SHORT TASK. Identify each line containing the word "this" and copy it.

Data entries
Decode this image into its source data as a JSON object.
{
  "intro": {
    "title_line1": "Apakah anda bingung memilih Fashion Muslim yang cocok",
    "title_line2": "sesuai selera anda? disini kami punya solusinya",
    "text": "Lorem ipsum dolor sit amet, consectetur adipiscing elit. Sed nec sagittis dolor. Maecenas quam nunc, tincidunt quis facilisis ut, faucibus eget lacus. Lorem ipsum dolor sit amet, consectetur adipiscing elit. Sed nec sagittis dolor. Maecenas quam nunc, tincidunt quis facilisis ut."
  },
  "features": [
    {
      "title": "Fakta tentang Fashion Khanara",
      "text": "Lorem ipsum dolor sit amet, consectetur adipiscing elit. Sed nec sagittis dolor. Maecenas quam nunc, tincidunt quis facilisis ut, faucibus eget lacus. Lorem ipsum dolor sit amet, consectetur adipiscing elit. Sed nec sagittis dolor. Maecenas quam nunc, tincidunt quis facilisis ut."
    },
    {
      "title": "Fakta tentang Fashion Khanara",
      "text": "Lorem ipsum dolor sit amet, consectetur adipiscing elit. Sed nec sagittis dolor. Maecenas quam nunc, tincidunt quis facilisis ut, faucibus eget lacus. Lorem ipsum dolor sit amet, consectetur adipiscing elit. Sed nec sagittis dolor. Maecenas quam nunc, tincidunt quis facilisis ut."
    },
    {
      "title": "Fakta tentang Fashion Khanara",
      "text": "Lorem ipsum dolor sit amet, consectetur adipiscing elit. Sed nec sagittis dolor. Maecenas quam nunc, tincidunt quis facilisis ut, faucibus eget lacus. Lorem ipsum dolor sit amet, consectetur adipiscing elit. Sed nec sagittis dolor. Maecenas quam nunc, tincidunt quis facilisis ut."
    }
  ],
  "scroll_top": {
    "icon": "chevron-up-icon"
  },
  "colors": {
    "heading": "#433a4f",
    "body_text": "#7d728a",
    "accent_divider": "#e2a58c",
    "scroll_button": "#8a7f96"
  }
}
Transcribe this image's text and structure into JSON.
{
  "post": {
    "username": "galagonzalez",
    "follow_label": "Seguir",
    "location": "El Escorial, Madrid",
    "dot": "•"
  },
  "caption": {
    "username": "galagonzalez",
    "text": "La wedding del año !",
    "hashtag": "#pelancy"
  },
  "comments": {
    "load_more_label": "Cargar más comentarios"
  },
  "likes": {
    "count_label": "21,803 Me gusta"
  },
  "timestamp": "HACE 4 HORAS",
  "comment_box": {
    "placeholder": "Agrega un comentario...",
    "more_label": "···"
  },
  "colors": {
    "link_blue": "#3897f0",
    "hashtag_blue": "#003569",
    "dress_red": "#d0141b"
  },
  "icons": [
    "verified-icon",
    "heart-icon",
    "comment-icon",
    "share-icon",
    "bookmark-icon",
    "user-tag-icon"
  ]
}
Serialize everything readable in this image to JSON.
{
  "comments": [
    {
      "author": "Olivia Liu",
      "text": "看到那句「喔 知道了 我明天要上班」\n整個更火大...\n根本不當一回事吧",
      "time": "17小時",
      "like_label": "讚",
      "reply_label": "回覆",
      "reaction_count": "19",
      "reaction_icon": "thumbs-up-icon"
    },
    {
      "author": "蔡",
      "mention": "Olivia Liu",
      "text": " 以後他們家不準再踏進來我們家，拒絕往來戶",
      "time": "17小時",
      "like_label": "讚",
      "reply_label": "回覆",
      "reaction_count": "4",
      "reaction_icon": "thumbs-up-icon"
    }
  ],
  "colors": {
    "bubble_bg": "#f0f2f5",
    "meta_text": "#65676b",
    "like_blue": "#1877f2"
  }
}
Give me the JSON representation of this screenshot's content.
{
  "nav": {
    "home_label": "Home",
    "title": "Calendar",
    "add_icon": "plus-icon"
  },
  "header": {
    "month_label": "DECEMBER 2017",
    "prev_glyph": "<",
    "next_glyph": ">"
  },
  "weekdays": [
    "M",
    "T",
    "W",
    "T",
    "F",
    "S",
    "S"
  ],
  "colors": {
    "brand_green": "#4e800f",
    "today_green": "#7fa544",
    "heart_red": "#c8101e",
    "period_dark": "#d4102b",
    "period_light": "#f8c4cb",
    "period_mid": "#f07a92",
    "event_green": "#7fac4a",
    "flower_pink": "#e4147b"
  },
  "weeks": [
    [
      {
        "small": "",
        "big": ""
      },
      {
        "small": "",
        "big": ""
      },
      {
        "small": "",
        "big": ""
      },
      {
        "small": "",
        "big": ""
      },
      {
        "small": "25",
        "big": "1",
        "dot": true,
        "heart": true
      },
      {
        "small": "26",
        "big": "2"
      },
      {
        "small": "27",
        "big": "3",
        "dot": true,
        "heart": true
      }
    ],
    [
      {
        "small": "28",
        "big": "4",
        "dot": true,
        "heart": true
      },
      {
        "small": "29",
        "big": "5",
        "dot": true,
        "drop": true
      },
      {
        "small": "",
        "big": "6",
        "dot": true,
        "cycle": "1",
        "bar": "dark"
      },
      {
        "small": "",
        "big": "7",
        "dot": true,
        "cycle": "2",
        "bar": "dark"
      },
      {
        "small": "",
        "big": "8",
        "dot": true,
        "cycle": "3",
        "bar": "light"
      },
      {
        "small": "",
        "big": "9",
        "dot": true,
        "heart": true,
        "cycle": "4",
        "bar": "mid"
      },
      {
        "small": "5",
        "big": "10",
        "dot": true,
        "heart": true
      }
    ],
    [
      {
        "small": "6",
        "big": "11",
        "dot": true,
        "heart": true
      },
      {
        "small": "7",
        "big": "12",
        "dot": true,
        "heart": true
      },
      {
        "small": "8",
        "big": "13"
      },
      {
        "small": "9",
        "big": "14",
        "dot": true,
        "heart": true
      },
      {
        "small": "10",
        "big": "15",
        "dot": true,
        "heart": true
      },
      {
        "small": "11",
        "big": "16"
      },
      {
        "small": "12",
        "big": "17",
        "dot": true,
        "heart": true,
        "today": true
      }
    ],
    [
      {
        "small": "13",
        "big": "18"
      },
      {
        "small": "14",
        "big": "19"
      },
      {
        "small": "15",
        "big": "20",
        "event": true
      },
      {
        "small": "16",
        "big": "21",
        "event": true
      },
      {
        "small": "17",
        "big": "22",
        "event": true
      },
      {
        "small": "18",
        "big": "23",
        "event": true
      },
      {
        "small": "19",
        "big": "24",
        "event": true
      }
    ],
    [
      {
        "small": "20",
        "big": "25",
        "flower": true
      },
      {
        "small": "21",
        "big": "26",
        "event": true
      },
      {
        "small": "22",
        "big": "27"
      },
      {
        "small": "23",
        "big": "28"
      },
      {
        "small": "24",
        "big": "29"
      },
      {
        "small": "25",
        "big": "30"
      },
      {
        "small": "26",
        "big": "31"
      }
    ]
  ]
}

EXERCISE RESPONSE.
Decode this image into its source data as a JSON object.
Transcribe this image's text and structure into JSON.
Serialize everything readable in this image to JSON.
Give me the JSON representation of this screenshot's content.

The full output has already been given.